## WHAT YOU NEED TO DO
Gather all lines in the data that hold the string "this".

-------- RECORDS PROVIDED --------

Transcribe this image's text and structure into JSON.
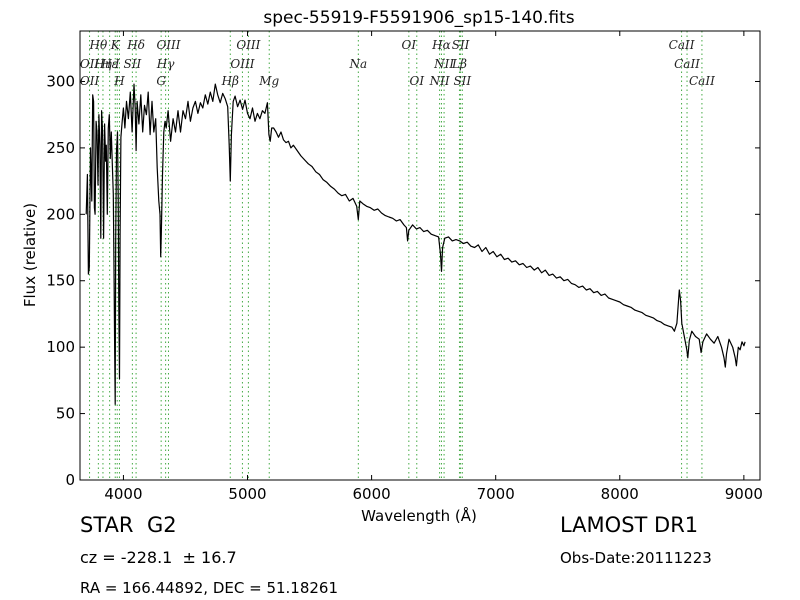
{
  "chart_data": {
    "type": "line",
    "title": "spec-55919-F5591906_sp15-140.fits",
    "xlabel": "Wavelength (Å)",
    "ylabel": "Flux (relative)",
    "xlim": [
      3650,
      9130
    ],
    "ylim": [
      0,
      338
    ],
    "xticks": [
      4000,
      5000,
      6000,
      7000,
      8000,
      9000
    ],
    "yticks": [
      0,
      50,
      100,
      150,
      200,
      250,
      300
    ],
    "grid": false,
    "line_color": "#000000",
    "series": [
      {
        "values": [
          [
            3700,
            200
          ],
          [
            3710,
            230
          ],
          [
            3718,
            155
          ],
          [
            3725,
            160
          ],
          [
            3735,
            250
          ],
          [
            3745,
            210
          ],
          [
            3752,
            290
          ],
          [
            3760,
            285
          ],
          [
            3766,
            205
          ],
          [
            3772,
            200
          ],
          [
            3780,
            270
          ],
          [
            3787,
            262
          ],
          [
            3795,
            222
          ],
          [
            3802,
            275
          ],
          [
            3810,
            252
          ],
          [
            3818,
            182
          ],
          [
            3824,
            278
          ],
          [
            3832,
            262
          ],
          [
            3840,
            182
          ],
          [
            3848,
            268
          ],
          [
            3856,
            240
          ],
          [
            3862,
            252
          ],
          [
            3870,
            200
          ],
          [
            3878,
            265
          ],
          [
            3886,
            275
          ],
          [
            3894,
            242
          ],
          [
            3902,
            262
          ],
          [
            3910,
            238
          ],
          [
            3918,
            215
          ],
          [
            3925,
            150
          ],
          [
            3930,
            95
          ],
          [
            3934,
            57
          ],
          [
            3938,
            180
          ],
          [
            3944,
            248
          ],
          [
            3952,
            262
          ],
          [
            3958,
            215
          ],
          [
            3963,
            130
          ],
          [
            3968,
            76
          ],
          [
            3973,
            185
          ],
          [
            3980,
            258
          ],
          [
            3990,
            270
          ],
          [
            4000,
            280
          ],
          [
            4012,
            265
          ],
          [
            4025,
            285
          ],
          [
            4040,
            272
          ],
          [
            4055,
            292
          ],
          [
            4070,
            262
          ],
          [
            4085,
            298
          ],
          [
            4095,
            280
          ],
          [
            4102,
            248
          ],
          [
            4110,
            285
          ],
          [
            4125,
            268
          ],
          [
            4140,
            290
          ],
          [
            4155,
            262
          ],
          [
            4170,
            282
          ],
          [
            4185,
            275
          ],
          [
            4200,
            292
          ],
          [
            4215,
            260
          ],
          [
            4230,
            285
          ],
          [
            4245,
            262
          ],
          [
            4260,
            272
          ],
          [
            4272,
            235
          ],
          [
            4285,
            210
          ],
          [
            4295,
            200
          ],
          [
            4300,
            168
          ],
          [
            4305,
            185
          ],
          [
            4315,
            230
          ],
          [
            4325,
            262
          ],
          [
            4335,
            270
          ],
          [
            4345,
            265
          ],
          [
            4360,
            278
          ],
          [
            4380,
            255
          ],
          [
            4400,
            272
          ],
          [
            4420,
            262
          ],
          [
            4440,
            278
          ],
          [
            4460,
            262
          ],
          [
            4480,
            278
          ],
          [
            4500,
            272
          ],
          [
            4520,
            285
          ],
          [
            4540,
            270
          ],
          [
            4560,
            280
          ],
          [
            4580,
            285
          ],
          [
            4600,
            276
          ],
          [
            4620,
            284
          ],
          [
            4640,
            280
          ],
          [
            4660,
            290
          ],
          [
            4680,
            283
          ],
          [
            4700,
            292
          ],
          [
            4720,
            285
          ],
          [
            4740,
            298
          ],
          [
            4760,
            290
          ],
          [
            4780,
            284
          ],
          [
            4800,
            291
          ],
          [
            4820,
            287
          ],
          [
            4840,
            281
          ],
          [
            4852,
            252
          ],
          [
            4861,
            225
          ],
          [
            4870,
            260
          ],
          [
            4885,
            285
          ],
          [
            4900,
            289
          ],
          [
            4920,
            281
          ],
          [
            4940,
            286
          ],
          [
            4960,
            279
          ],
          [
            4980,
            286
          ],
          [
            5000,
            276
          ],
          [
            5020,
            272
          ],
          [
            5040,
            280
          ],
          [
            5060,
            270
          ],
          [
            5080,
            276
          ],
          [
            5100,
            272
          ],
          [
            5120,
            278
          ],
          [
            5140,
            276
          ],
          [
            5160,
            284
          ],
          [
            5172,
            260
          ],
          [
            5183,
            255
          ],
          [
            5195,
            265
          ],
          [
            5210,
            265
          ],
          [
            5230,
            262
          ],
          [
            5250,
            258
          ],
          [
            5270,
            262
          ],
          [
            5290,
            256
          ],
          [
            5310,
            254
          ],
          [
            5330,
            255
          ],
          [
            5350,
            250
          ],
          [
            5370,
            252
          ],
          [
            5400,
            248
          ],
          [
            5430,
            244
          ],
          [
            5460,
            241
          ],
          [
            5490,
            238
          ],
          [
            5520,
            236
          ],
          [
            5550,
            232
          ],
          [
            5580,
            230
          ],
          [
            5610,
            226
          ],
          [
            5640,
            224
          ],
          [
            5670,
            221
          ],
          [
            5700,
            219
          ],
          [
            5730,
            216
          ],
          [
            5760,
            214
          ],
          [
            5790,
            215
          ],
          [
            5820,
            210
          ],
          [
            5850,
            212
          ],
          [
            5880,
            206
          ],
          [
            5893,
            196
          ],
          [
            5905,
            210
          ],
          [
            5930,
            208
          ],
          [
            5960,
            206
          ],
          [
            5990,
            205
          ],
          [
            6020,
            203
          ],
          [
            6050,
            204
          ],
          [
            6080,
            201
          ],
          [
            6110,
            199
          ],
          [
            6140,
            198
          ],
          [
            6170,
            197
          ],
          [
            6200,
            195
          ],
          [
            6230,
            196
          ],
          [
            6260,
            192
          ],
          [
            6280,
            190
          ],
          [
            6290,
            180
          ],
          [
            6300,
            188
          ],
          [
            6330,
            192
          ],
          [
            6360,
            189
          ],
          [
            6390,
            190
          ],
          [
            6420,
            187
          ],
          [
            6450,
            188
          ],
          [
            6480,
            185
          ],
          [
            6510,
            184
          ],
          [
            6540,
            183
          ],
          [
            6555,
            170
          ],
          [
            6563,
            157
          ],
          [
            6572,
            175
          ],
          [
            6590,
            182
          ],
          [
            6620,
            183
          ],
          [
            6650,
            180
          ],
          [
            6680,
            181
          ],
          [
            6710,
            180
          ],
          [
            6740,
            178
          ],
          [
            6770,
            179
          ],
          [
            6800,
            176
          ],
          [
            6830,
            175
          ],
          [
            6860,
            177
          ],
          [
            6890,
            172
          ],
          [
            6920,
            175
          ],
          [
            6950,
            170
          ],
          [
            6980,
            172
          ],
          [
            7010,
            168
          ],
          [
            7040,
            170
          ],
          [
            7070,
            166
          ],
          [
            7100,
            167
          ],
          [
            7130,
            164
          ],
          [
            7160,
            165
          ],
          [
            7190,
            162
          ],
          [
            7220,
            163
          ],
          [
            7250,
            160
          ],
          [
            7280,
            161
          ],
          [
            7310,
            158
          ],
          [
            7340,
            160
          ],
          [
            7370,
            156
          ],
          [
            7400,
            158
          ],
          [
            7430,
            154
          ],
          [
            7460,
            155
          ],
          [
            7490,
            152
          ],
          [
            7520,
            153
          ],
          [
            7550,
            150
          ],
          [
            7580,
            151
          ],
          [
            7610,
            148
          ],
          [
            7640,
            147
          ],
          [
            7670,
            145
          ],
          [
            7700,
            146
          ],
          [
            7730,
            143
          ],
          [
            7760,
            144
          ],
          [
            7790,
            141
          ],
          [
            7820,
            142
          ],
          [
            7850,
            139
          ],
          [
            7880,
            140
          ],
          [
            7910,
            137
          ],
          [
            7940,
            136
          ],
          [
            7970,
            135
          ],
          [
            8000,
            134
          ],
          [
            8030,
            132
          ],
          [
            8060,
            131
          ],
          [
            8090,
            130
          ],
          [
            8120,
            128
          ],
          [
            8150,
            127
          ],
          [
            8180,
            126
          ],
          [
            8210,
            124
          ],
          [
            8240,
            123
          ],
          [
            8270,
            122
          ],
          [
            8300,
            120
          ],
          [
            8330,
            119
          ],
          [
            8360,
            117
          ],
          [
            8390,
            116
          ],
          [
            8420,
            115
          ],
          [
            8440,
            112
          ],
          [
            8460,
            118
          ],
          [
            8480,
            143
          ],
          [
            8490,
            135
          ],
          [
            8500,
            118
          ],
          [
            8520,
            108
          ],
          [
            8540,
            98
          ],
          [
            8548,
            92
          ],
          [
            8560,
            105
          ],
          [
            8580,
            112
          ],
          [
            8610,
            108
          ],
          [
            8640,
            106
          ],
          [
            8655,
            96
          ],
          [
            8670,
            104
          ],
          [
            8700,
            110
          ],
          [
            8730,
            106
          ],
          [
            8760,
            103
          ],
          [
            8790,
            108
          ],
          [
            8820,
            100
          ],
          [
            8840,
            92
          ],
          [
            8850,
            85
          ],
          [
            8860,
            95
          ],
          [
            8880,
            106
          ],
          [
            8910,
            100
          ],
          [
            8930,
            92
          ],
          [
            8940,
            86
          ],
          [
            8955,
            100
          ],
          [
            8970,
            98
          ],
          [
            8985,
            104
          ],
          [
            9000,
            101
          ],
          [
            9010,
            104
          ]
        ]
      }
    ],
    "line_markers": [
      {
        "label": "Hθ",
        "x": 3798,
        "level": 0
      },
      {
        "label": "OII",
        "x": 3727,
        "level": 1
      },
      {
        "label": "OII",
        "x": 3727,
        "level": 2
      },
      {
        "label": "Hη",
        "x": 3835,
        "level": 1
      },
      {
        "label": "Hε",
        "x": 3889,
        "level": 1
      },
      {
        "label": "K",
        "x": 3934,
        "level": 0
      },
      {
        "label": "I",
        "x": 3950,
        "level": 1
      },
      {
        "label": "H",
        "x": 3968,
        "level": 2
      },
      {
        "label": "Hδ",
        "x": 4102,
        "level": 0
      },
      {
        "label": "SII",
        "x": 4072,
        "level": 1
      },
      {
        "label": "OIII",
        "x": 4363,
        "level": 0
      },
      {
        "label": "Hγ",
        "x": 4340,
        "level": 1
      },
      {
        "label": "G",
        "x": 4304,
        "level": 2
      },
      {
        "label": "OIII",
        "x": 5007,
        "level": 0
      },
      {
        "label": "OIII",
        "x": 4959,
        "level": 1
      },
      {
        "label": "Hβ",
        "x": 4861,
        "level": 2
      },
      {
        "label": "Mg",
        "x": 5175,
        "level": 2
      },
      {
        "label": "Na",
        "x": 5893,
        "level": 1
      },
      {
        "label": "OI",
        "x": 6300,
        "level": 0
      },
      {
        "label": "OI",
        "x": 6364,
        "level": 2
      },
      {
        "label": "Hα",
        "x": 6563,
        "level": 0
      },
      {
        "label": "NII",
        "x": 6584,
        "level": 1
      },
      {
        "label": "NII",
        "x": 6548,
        "level": 2
      },
      {
        "label": "SII",
        "x": 6717,
        "level": 0
      },
      {
        "label": "Lβ",
        "x": 6708,
        "level": 1
      },
      {
        "label": "SII",
        "x": 6731,
        "level": 2
      },
      {
        "label": "CaII",
        "x": 8498,
        "level": 0
      },
      {
        "label": "CaII",
        "x": 8542,
        "level": 1
      },
      {
        "label": "CaII",
        "x": 8662,
        "level": 2
      }
    ],
    "marker_color": "#44aa44"
  },
  "info": {
    "class_label": "STAR",
    "subclass_label": "G2",
    "cz_text": "cz = -228.1  ± 16.7",
    "coords_text": "RA = 166.44892, DEC = 51.18261",
    "survey_label": "LAMOST DR1",
    "obs_date_text": "Obs-Date:20111223"
  }
}
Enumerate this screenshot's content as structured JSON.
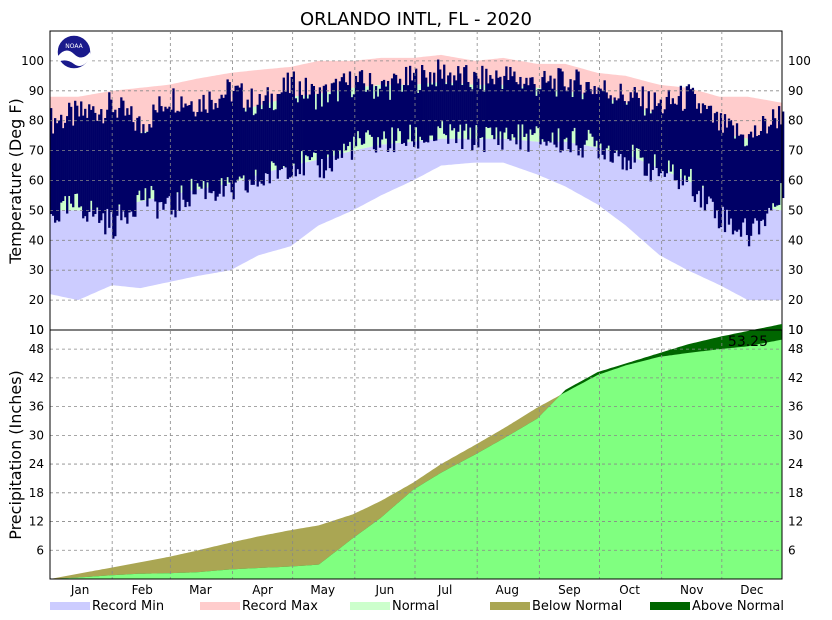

--------

## SOLUTION BELOW
Transcribe this image's text and structure into JSON.
Enumerate this screenshot's content as structured JSON.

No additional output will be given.